_SET EXERCISE_.
List each line in the entries below that contains the word "rows".

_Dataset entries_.
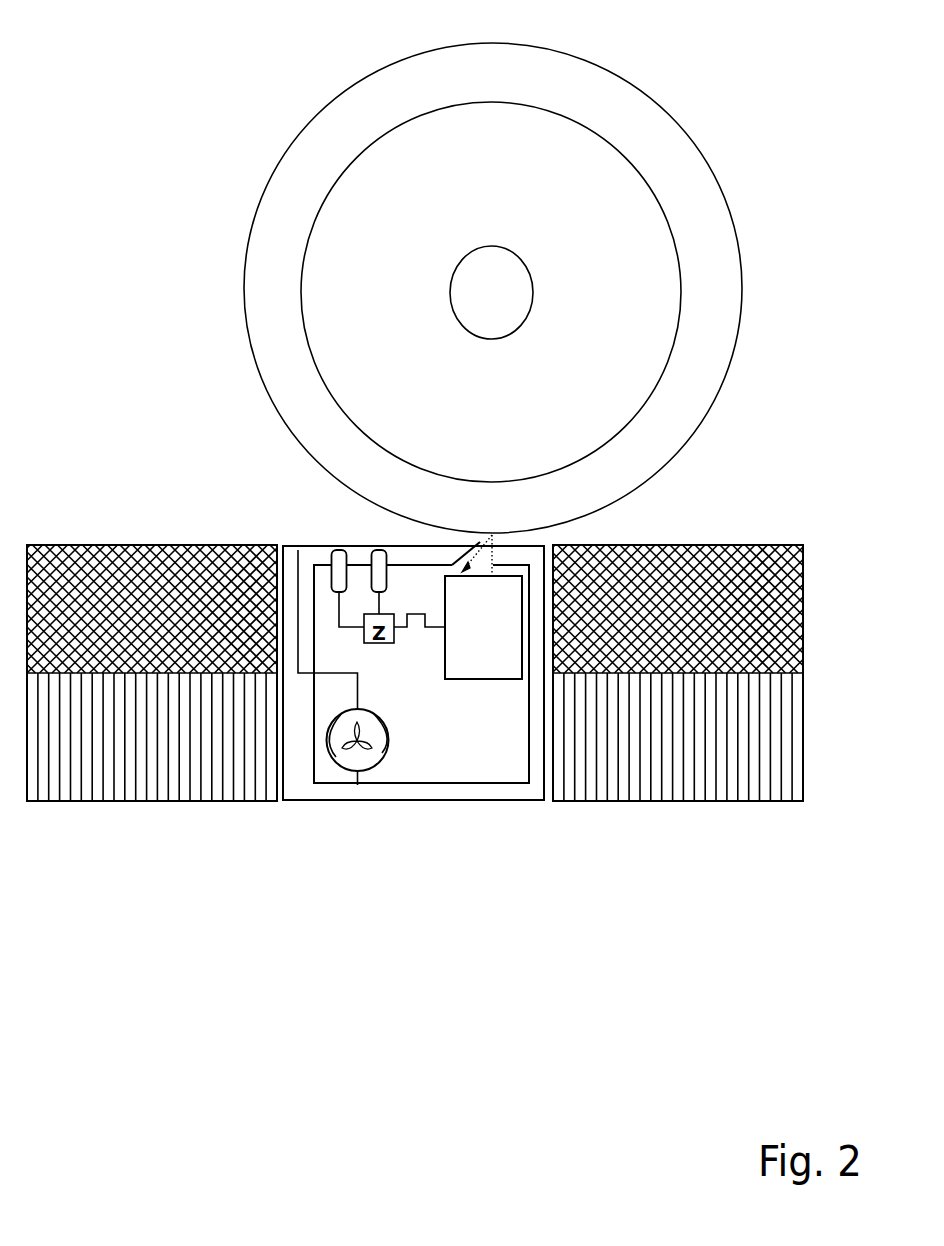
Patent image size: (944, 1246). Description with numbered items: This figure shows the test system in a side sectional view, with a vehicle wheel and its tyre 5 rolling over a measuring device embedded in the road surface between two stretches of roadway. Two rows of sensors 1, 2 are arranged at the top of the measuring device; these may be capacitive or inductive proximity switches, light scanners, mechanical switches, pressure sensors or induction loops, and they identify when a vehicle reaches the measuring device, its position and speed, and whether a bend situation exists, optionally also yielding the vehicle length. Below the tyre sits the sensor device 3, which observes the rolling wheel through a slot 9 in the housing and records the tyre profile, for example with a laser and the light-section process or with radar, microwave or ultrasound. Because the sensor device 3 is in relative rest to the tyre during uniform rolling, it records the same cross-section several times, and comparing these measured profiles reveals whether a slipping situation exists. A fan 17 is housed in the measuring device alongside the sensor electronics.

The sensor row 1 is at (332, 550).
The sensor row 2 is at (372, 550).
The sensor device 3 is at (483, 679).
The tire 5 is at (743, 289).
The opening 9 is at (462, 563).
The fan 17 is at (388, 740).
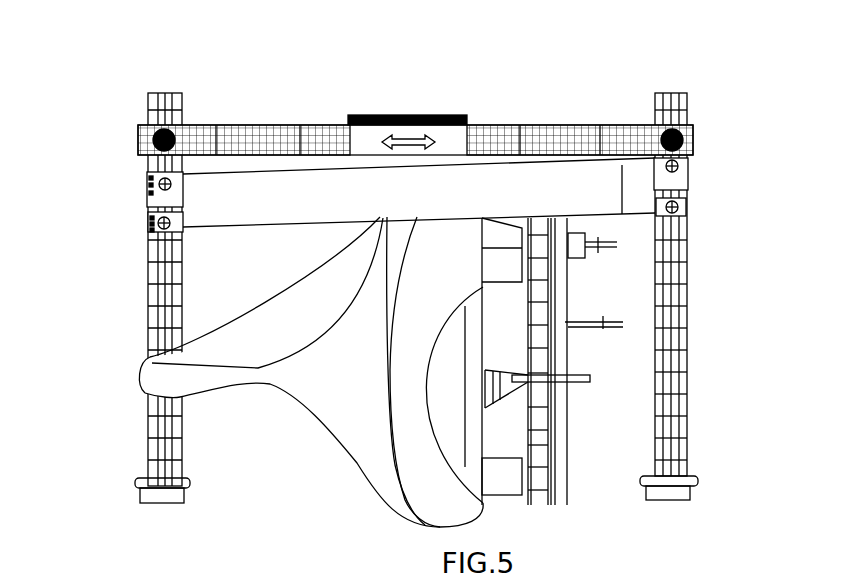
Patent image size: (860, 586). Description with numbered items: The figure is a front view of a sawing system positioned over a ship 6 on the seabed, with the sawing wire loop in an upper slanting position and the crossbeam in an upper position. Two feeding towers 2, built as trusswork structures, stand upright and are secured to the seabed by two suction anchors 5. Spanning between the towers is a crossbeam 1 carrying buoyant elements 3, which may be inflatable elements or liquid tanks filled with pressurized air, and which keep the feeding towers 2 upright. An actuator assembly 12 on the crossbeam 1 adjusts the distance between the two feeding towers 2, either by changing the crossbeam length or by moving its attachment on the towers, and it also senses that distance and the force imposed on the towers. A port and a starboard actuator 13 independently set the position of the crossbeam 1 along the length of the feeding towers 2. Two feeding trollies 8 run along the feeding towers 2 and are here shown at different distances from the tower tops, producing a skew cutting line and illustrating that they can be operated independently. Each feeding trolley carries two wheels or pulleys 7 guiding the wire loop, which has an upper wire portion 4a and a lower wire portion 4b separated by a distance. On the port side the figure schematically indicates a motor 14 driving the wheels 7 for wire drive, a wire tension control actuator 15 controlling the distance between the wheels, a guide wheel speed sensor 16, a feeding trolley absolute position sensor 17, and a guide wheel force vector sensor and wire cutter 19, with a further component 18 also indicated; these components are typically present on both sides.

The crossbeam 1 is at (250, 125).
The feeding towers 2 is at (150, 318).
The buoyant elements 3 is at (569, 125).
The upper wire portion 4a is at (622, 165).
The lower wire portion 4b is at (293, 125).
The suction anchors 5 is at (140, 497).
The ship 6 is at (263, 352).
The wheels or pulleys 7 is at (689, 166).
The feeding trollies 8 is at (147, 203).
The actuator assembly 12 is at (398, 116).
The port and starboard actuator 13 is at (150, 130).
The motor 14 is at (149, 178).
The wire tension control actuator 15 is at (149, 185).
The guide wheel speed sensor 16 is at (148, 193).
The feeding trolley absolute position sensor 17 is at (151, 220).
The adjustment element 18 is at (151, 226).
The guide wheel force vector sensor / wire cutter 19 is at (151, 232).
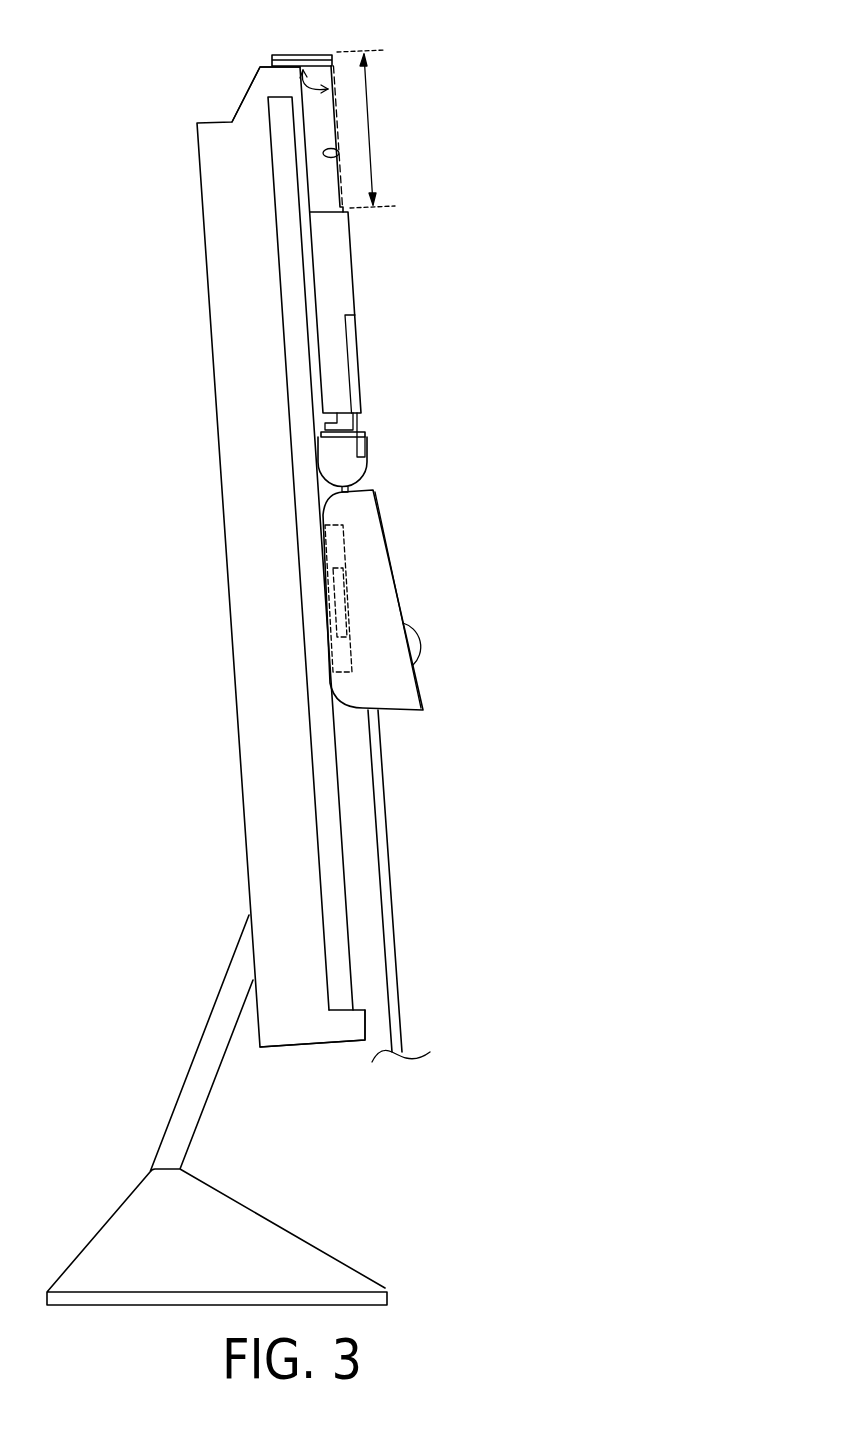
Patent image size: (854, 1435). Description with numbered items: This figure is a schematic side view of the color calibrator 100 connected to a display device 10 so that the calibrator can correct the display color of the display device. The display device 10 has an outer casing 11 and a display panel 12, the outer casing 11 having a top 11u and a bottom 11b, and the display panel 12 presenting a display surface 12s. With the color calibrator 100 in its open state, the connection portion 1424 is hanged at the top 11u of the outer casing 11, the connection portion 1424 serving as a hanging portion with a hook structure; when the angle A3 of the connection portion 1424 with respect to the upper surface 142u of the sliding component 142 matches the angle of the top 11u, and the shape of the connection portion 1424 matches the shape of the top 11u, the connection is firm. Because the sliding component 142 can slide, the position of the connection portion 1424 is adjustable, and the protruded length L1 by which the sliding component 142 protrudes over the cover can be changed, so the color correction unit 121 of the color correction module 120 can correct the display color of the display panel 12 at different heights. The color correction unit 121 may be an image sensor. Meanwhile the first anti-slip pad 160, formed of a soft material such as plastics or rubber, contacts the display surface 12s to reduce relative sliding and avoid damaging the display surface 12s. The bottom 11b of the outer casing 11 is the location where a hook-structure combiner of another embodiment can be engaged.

_SOLVED PROBLEM_.
Patent image size: (944, 1246). Description with numbered items: This figure shows the test system in a side sectional view, with a vehicle wheel and its tyre 5 rolling over a measuring device embedded in the road surface between two stretches of roadway. Two rows of sensors 1, 2 are arranged at the top of the measuring device; these may be capacitive or inductive proximity switches, light scanners, mechanical switches, pressure sensors or induction loops, and they identify when a vehicle reaches the measuring device, its position and speed, and whether a bend situation exists, optionally also yielding the vehicle length. Below the tyre sits the sensor device 3, which observes the rolling wheel through a slot 9 in the housing and records the tyre profile, for example with a laser and the light-section process or with radar, microwave or ultrasound. Because the sensor device 3 is in relative rest to the tyre during uniform rolling, it records the same cross-section several times, and comparing these measured profiles reveals whether a slipping situation exists. A fan 17 is housed in the measuring device alongside the sensor electronics.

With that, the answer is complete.